*STATED GOAL*:
Note each line of the listing that contains the string "north", and copy it.

Records that describe figures

▬▬▬▬▬▬▬▬▬▬

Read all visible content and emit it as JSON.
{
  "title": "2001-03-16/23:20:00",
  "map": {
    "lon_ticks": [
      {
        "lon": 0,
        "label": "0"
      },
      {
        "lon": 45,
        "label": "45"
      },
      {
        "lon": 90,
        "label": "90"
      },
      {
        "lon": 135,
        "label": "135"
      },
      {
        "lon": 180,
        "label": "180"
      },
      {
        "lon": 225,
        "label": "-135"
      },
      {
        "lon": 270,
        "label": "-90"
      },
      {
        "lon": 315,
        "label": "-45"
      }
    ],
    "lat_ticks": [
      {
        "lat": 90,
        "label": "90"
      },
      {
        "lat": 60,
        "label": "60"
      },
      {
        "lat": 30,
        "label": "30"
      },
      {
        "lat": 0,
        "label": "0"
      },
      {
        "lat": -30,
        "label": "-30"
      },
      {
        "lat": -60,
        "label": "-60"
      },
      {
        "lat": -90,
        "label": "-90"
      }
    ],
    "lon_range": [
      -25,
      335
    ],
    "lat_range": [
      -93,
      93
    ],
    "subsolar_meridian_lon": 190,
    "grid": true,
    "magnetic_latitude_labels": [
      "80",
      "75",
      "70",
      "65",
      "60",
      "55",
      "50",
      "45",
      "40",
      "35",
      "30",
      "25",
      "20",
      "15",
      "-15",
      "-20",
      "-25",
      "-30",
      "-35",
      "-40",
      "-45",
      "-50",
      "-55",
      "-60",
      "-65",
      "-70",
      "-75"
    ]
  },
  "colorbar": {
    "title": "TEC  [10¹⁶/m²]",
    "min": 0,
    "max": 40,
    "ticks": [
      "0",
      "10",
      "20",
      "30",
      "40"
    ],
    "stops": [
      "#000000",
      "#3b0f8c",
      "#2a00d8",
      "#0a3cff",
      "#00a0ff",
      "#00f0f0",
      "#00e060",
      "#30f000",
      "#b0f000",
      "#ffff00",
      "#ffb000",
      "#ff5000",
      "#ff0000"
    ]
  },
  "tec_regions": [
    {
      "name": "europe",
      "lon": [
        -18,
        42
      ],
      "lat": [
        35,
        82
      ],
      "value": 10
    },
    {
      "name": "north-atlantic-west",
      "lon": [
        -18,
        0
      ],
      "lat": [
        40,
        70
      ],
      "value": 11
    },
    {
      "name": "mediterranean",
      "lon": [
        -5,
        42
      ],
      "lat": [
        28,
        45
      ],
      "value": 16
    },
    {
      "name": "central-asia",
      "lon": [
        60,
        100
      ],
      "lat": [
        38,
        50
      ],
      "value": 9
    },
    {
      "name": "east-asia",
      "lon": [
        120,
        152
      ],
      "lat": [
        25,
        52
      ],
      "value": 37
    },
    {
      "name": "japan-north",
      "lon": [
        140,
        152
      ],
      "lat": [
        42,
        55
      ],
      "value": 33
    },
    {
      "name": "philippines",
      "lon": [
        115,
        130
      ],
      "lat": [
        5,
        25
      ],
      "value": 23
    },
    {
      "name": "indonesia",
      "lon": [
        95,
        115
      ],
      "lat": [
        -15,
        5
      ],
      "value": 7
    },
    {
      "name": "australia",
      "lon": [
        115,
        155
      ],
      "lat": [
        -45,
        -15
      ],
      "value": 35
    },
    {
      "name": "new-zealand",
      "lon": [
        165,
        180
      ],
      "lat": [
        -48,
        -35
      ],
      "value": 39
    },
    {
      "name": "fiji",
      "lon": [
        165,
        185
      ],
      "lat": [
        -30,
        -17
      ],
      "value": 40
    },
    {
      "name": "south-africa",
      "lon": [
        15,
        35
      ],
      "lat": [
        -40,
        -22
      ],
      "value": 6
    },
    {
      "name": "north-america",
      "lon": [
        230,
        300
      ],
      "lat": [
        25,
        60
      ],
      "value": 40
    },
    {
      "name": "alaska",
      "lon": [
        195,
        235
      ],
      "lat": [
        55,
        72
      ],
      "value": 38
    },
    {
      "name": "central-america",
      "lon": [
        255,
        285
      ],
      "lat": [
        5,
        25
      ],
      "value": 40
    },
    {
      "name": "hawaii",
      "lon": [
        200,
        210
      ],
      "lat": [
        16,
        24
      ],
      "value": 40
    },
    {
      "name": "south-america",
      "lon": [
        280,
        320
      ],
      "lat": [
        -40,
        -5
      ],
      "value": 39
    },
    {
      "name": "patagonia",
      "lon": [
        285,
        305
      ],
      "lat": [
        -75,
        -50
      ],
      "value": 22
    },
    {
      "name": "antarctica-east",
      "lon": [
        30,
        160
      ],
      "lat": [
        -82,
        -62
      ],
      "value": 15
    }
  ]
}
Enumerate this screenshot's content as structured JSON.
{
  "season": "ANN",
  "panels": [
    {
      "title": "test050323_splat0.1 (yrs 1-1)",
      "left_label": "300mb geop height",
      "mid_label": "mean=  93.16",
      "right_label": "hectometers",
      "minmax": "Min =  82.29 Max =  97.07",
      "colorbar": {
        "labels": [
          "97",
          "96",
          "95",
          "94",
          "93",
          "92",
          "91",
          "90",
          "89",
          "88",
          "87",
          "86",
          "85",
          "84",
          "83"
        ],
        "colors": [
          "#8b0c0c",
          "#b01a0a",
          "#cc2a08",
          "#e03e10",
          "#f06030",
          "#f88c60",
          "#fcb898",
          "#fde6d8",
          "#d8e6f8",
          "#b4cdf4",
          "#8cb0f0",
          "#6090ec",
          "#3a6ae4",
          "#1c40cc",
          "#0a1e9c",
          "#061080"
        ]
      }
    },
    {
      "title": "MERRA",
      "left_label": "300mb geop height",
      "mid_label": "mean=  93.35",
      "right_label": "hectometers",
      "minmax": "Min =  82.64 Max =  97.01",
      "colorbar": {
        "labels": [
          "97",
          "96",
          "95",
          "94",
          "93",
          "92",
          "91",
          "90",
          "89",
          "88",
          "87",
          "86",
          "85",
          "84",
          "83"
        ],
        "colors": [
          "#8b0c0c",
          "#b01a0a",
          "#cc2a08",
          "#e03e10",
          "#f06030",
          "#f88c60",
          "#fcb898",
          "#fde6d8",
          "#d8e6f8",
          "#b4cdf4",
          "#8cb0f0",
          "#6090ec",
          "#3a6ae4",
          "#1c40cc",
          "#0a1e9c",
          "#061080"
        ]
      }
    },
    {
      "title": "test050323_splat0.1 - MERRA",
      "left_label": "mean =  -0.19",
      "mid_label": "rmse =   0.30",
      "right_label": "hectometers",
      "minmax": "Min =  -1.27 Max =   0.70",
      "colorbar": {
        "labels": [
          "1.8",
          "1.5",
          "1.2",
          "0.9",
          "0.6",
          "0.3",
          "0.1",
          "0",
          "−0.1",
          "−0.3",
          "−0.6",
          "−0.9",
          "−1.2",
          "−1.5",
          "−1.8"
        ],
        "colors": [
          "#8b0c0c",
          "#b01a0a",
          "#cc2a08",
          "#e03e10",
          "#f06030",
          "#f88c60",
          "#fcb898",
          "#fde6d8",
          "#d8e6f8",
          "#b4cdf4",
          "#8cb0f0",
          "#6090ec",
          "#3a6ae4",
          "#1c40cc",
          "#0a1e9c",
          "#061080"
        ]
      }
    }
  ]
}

▬▬▬▬▬▬▬▬▬▬

*EXPECTED ANSWER*:
      "name": "north-atlantic-west",
      "name": "japan-north",
      "name": "north-america",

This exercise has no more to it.